= TASK =
Report only the number of lines in this material that include the string "Edit".

Extracted records:
_ _ _
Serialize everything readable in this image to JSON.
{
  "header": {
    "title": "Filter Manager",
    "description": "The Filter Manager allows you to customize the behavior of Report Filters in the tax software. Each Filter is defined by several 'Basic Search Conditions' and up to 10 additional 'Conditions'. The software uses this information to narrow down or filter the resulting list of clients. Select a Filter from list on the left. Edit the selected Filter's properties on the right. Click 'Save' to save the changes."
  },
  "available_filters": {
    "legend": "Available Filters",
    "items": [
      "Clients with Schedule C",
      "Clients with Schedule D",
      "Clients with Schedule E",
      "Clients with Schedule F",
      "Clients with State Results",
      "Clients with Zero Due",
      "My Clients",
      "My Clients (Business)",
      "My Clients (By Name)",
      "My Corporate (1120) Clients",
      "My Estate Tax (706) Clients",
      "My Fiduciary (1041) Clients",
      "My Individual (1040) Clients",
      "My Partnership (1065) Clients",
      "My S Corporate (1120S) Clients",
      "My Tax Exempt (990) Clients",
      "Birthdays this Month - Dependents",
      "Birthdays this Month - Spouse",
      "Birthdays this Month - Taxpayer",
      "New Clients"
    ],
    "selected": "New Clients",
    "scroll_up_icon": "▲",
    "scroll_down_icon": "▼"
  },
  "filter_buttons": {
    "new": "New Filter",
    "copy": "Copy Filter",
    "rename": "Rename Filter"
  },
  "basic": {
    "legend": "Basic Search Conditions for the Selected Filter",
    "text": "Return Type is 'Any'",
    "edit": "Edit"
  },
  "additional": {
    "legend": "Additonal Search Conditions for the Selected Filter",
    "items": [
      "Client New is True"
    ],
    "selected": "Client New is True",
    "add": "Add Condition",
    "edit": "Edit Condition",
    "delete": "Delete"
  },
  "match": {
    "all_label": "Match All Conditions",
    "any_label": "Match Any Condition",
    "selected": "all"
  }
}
_ _ _
= OUTPUT FOR THIS TASK =
3